### [Exercise description]
Omit the images, then print each record below exactly as it reads.

### [Data for the task]

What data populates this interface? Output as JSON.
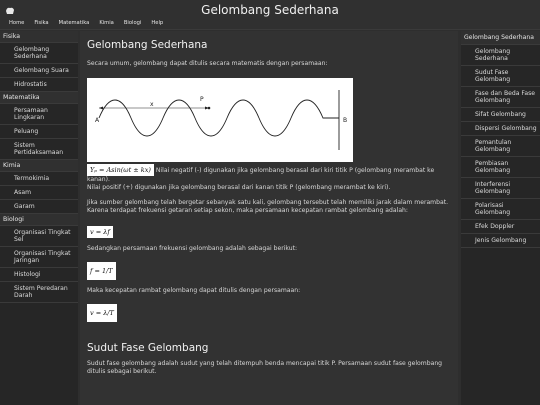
{
  "header": {
    "title": "Gelombang Sederhana"
  },
  "menu": [
    "Home",
    "Fisika",
    "Matematika",
    "Kimia",
    "Biologi",
    "Help"
  ],
  "left_nav": [
    {
      "section": "Fisika",
      "items": [
        "Gelombang Sederhana",
        "Gelombang Suara",
        "Hidrostatis"
      ]
    },
    {
      "section": "Matematika",
      "items": [
        "Persamaan Lingkaran",
        "Peluang",
        "Sistem Pertidaksamaan"
      ]
    },
    {
      "section": "Kimia",
      "items": [
        "Termokimia",
        "Asam",
        "Garam"
      ]
    },
    {
      "section": "Biologi",
      "items": [
        "Organisasi Tingkat Sel",
        "Organisasi Tingkat Jaringan",
        "Histologi",
        "Sistem Peredaran Darah"
      ]
    }
  ],
  "main": {
    "title": "Gelombang Sederhana",
    "intro": "Secara umum, gelombang dapat ditulis secara matematis dengan persamaan:",
    "figure_labels": {
      "a": "A",
      "x": "x",
      "p": "P",
      "b": "B"
    },
    "formula1": "Yₚ = Asin(ωt ± kx)",
    "p1a": "Nilai negatif (-) digunakan jika gelombang berasal dari kiri titik P (gelombang merambat ke kanan).",
    "p1b": "Nilai positif (+) digunakan jika gelombang berasal dari kanan titik P (gelombang merambat ke kiri).",
    "p2": "Jika sumber gelombang telah bergetar sebanyak satu kali, gelombang tersebut telah memiliki jarak dalam merambat. Karena terdapat frekuensi getaran setiap sekon, maka persamaan kecepatan rambat gelombang adalah:",
    "formula2": "v = λf",
    "p3": "Sedangkan persamaan frekuensi gelombang adalah sebagai berikut:",
    "formula3": "f = 1/T",
    "p4": "Maka kecepatan rambat gelombang dapat ditulis dengan persamaan:",
    "formula4": "v = λ/T",
    "section2_title": "Sudut Fase Gelombang",
    "section2_text": "Sudut fase gelombang adalah sudut yang telah ditempuh benda mencapai titik P. Persamaan sudut fase gelombang ditulis sebagai berikut."
  },
  "right_nav": {
    "title": "Gelombang Sederhana",
    "items": [
      "Gelombang Sederhana",
      "Sudut Fase Gelombang",
      "Fase dan Beda Fase Gelombang",
      "Sifat Gelombang",
      "Dispersi Gelombang",
      "Pemantulan Gelombang",
      "Pembiasan Gelombang",
      "Interferensi Gelombang",
      "Polarisasi Gelombang",
      "Efek Doppler",
      "Jenis Gelombang"
    ]
  }
}
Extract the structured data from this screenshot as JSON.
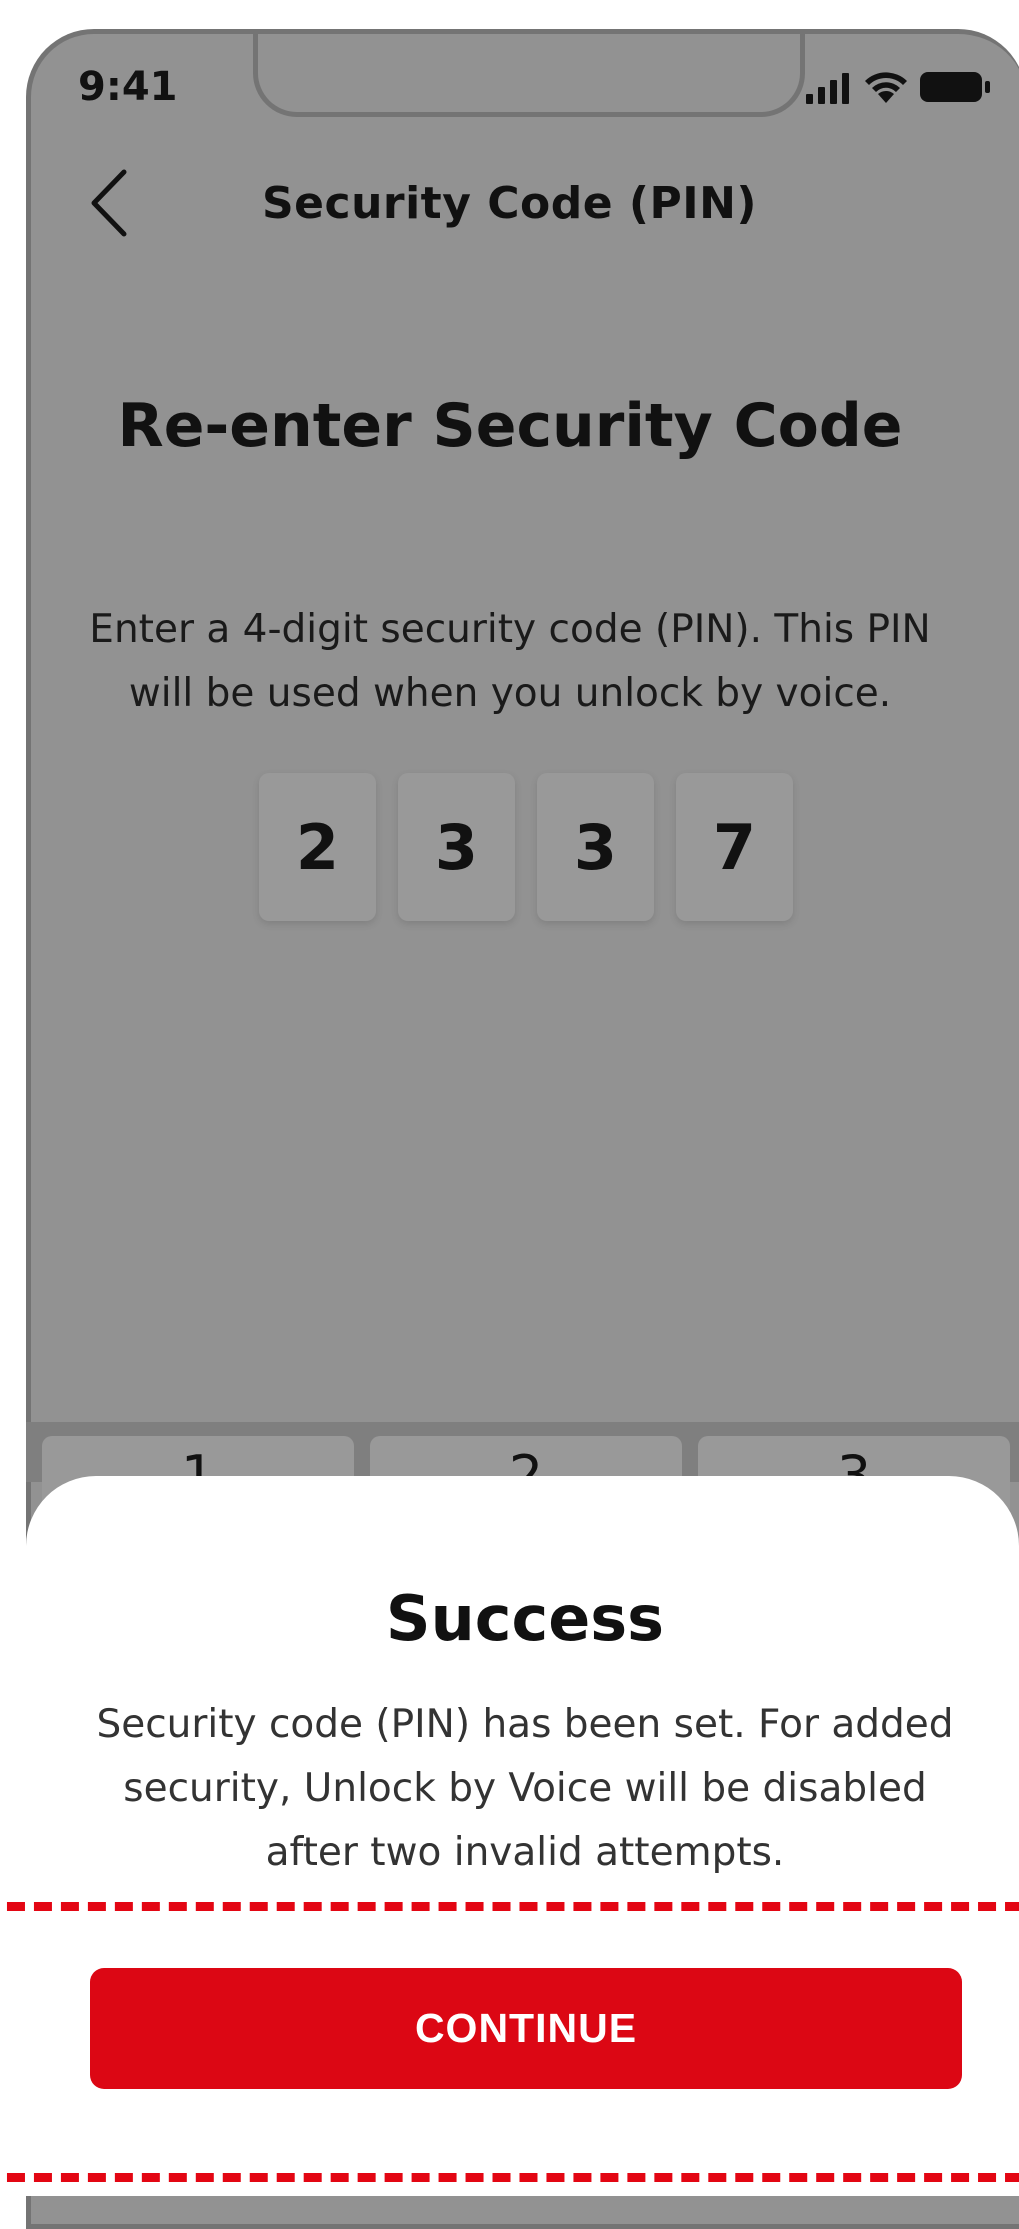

### [Result for this task]
What data populates this interface? Output as JSON.
{
  "header": {
    "title": "Gelombang Sederhana"
  },
  "menu": [
    "Home",
    "Fisika",
    "Matematika",
    "Kimia",
    "Biologi",
    "Help"
  ],
  "left_nav": [
    {
      "section": "Fisika",
      "items": [
        "Gelombang Sederhana",
        "Gelombang Suara",
        "Hidrostatis"
      ]
    },
    {
      "section": "Matematika",
      "items": [
        "Persamaan Lingkaran",
        "Peluang",
        "Sistem Pertidaksamaan"
      ]
    },
    {
      "section": "Kimia",
      "items": [
        "Termokimia",
        "Asam",
        "Garam"
      ]
    },
    {
      "section": "Biologi",
      "items": [
        "Organisasi Tingkat Sel",
        "Organisasi Tingkat Jaringan",
        "Histologi",
        "Sistem Peredaran Darah"
      ]
    }
  ],
  "main": {
    "title": "Gelombang Sederhana",
    "intro": "Secara umum, gelombang dapat ditulis secara matematis dengan persamaan:",
    "figure_labels": {
      "a": "A",
      "x": "x",
      "p": "P",
      "b": "B"
    },
    "formula1": "Yₚ = Asin(ωt ± kx)",
    "p1a": "Nilai negatif (-) digunakan jika gelombang berasal dari kiri titik P (gelombang merambat ke kanan).",
    "p1b": "Nilai positif (+) digunakan jika gelombang berasal dari kanan titik P (gelombang merambat ke kiri).",
    "p2": "Jika sumber gelombang telah bergetar sebanyak satu kali, gelombang tersebut telah memiliki jarak dalam merambat. Karena terdapat frekuensi getaran setiap sekon, maka persamaan kecepatan rambat gelombang adalah:",
    "formula2": "v = λf",
    "p3": "Sedangkan persamaan frekuensi gelombang adalah sebagai berikut:",
    "formula3": "f = 1/T",
    "p4": "Maka kecepatan rambat gelombang dapat ditulis dengan persamaan:",
    "formula4": "v = λ/T",
    "section2_title": "Sudut Fase Gelombang",
    "section2_text": "Sudut fase gelombang adalah sudut yang telah ditempuh benda mencapai titik P. Persamaan sudut fase gelombang ditulis sebagai berikut."
  },
  "right_nav": {
    "title": "Gelombang Sederhana",
    "items": [
      "Gelombang Sederhana",
      "Sudut Fase Gelombang",
      "Fase dan Beda Fase Gelombang",
      "Sifat Gelombang",
      "Dispersi Gelombang",
      "Pemantulan Gelombang",
      "Pembiasan Gelombang",
      "Interferensi Gelombang",
      "Polarisasi Gelombang",
      "Efek Doppler",
      "Jenis Gelombang"
    ]
  }
}
Extract the structured data from this screenshot as JSON.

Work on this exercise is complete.